Records from a data source

:::

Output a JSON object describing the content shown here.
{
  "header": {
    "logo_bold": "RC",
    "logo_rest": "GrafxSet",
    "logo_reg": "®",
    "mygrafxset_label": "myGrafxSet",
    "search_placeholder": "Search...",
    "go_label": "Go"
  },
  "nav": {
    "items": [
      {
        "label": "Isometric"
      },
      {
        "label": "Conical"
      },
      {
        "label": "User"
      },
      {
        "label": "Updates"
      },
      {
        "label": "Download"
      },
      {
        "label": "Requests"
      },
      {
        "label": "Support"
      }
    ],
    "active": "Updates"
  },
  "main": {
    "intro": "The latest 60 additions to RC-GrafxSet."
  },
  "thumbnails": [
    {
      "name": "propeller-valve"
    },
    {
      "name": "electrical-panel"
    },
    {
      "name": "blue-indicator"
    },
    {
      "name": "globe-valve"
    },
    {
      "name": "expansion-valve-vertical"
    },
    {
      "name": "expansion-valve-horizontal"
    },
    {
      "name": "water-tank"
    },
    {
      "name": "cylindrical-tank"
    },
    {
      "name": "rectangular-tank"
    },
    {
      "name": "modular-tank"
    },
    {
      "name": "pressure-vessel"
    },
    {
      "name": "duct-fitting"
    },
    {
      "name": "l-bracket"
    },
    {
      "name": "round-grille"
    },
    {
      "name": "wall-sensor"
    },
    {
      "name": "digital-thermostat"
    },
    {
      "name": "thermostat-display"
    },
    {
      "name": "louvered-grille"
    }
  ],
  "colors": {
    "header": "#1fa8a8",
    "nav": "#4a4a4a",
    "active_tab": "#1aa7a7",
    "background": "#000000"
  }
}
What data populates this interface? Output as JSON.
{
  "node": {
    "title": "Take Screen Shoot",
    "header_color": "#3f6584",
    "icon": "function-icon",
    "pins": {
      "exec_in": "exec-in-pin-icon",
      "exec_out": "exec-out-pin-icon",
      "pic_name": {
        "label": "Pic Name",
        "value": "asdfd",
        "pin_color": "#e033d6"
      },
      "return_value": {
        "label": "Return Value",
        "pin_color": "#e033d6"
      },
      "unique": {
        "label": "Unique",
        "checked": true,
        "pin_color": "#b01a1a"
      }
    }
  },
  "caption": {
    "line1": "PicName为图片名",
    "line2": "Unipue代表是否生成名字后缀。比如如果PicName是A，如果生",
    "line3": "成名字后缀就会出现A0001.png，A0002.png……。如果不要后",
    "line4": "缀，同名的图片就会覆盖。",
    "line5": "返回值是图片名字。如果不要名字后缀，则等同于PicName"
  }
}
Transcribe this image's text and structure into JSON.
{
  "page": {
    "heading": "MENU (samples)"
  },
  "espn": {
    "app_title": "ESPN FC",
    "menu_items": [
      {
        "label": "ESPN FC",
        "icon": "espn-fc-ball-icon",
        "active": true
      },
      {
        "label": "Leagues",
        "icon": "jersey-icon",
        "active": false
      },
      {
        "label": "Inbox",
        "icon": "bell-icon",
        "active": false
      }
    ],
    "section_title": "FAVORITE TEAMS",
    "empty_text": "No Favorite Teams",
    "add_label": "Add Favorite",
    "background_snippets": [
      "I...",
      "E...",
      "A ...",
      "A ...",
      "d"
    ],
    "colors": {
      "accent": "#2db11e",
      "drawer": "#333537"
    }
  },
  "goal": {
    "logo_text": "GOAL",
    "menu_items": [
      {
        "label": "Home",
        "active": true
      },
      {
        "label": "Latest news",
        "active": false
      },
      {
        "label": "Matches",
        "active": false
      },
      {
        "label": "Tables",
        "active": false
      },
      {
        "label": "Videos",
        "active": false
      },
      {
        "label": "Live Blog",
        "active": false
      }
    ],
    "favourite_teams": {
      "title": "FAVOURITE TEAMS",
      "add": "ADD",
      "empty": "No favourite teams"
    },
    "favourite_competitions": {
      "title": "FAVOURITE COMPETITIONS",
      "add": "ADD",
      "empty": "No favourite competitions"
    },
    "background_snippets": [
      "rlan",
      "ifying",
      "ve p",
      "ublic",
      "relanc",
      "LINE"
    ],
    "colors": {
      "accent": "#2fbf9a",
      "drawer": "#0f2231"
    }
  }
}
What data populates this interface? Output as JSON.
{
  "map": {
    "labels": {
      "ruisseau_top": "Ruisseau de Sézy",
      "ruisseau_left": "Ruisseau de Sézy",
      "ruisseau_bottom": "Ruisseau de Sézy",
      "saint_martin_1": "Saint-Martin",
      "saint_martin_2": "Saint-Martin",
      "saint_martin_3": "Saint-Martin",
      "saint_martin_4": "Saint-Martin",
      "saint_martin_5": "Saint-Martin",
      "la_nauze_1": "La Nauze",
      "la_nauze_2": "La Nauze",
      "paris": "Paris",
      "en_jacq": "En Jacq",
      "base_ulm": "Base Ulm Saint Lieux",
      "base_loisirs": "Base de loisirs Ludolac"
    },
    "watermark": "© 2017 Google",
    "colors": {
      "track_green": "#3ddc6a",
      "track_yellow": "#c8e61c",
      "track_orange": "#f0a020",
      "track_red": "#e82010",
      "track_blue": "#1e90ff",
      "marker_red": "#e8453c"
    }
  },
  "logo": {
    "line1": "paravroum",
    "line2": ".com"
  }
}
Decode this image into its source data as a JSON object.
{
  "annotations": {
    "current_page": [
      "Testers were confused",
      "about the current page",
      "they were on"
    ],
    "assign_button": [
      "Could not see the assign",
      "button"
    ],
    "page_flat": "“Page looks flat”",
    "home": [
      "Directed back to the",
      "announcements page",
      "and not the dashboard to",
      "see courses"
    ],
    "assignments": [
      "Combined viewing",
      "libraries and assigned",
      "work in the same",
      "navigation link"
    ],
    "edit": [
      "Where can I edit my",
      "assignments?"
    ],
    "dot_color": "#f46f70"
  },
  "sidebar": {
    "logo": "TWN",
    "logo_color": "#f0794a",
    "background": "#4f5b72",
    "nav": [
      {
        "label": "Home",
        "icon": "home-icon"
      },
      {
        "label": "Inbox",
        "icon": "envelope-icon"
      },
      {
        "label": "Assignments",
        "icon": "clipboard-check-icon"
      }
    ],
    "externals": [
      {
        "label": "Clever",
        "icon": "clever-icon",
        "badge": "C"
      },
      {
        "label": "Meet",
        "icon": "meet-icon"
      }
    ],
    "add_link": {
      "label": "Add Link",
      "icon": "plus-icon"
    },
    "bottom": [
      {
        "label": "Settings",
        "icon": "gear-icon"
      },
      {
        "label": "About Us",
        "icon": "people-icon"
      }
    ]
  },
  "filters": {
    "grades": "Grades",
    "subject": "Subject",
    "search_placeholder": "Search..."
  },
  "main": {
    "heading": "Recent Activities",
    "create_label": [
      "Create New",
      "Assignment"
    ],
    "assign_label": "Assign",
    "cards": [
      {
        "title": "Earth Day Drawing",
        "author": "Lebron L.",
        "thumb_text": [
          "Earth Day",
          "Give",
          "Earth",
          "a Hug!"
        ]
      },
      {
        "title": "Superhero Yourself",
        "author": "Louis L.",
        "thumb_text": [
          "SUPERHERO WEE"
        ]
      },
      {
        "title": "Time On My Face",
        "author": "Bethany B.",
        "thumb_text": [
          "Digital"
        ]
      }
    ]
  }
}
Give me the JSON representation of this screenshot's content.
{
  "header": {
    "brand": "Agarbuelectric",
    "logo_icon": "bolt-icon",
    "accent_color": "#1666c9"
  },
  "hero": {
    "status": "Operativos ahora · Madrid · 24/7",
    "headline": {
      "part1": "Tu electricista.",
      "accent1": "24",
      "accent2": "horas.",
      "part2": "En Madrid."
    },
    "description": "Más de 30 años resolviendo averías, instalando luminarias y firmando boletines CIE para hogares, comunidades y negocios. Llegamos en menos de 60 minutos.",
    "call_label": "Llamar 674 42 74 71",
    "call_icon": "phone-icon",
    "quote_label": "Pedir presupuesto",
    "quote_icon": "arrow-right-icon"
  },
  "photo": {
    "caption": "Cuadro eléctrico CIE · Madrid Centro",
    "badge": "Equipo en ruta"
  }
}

:::

EXERCISE BRIEF:
Using the listing above, pull out all lines that hold the word "JSON".

OUTPUT FOR THIS EXERCISE:
Output a JSON object describing the content shown here.
What data populates this interface? Output as JSON.
Transcribe this image's text and structure into JSON.
What data populates this interface? Output as JSON.
Decode this image into its source data as a JSON object.
Give me the JSON representation of this screenshot's content.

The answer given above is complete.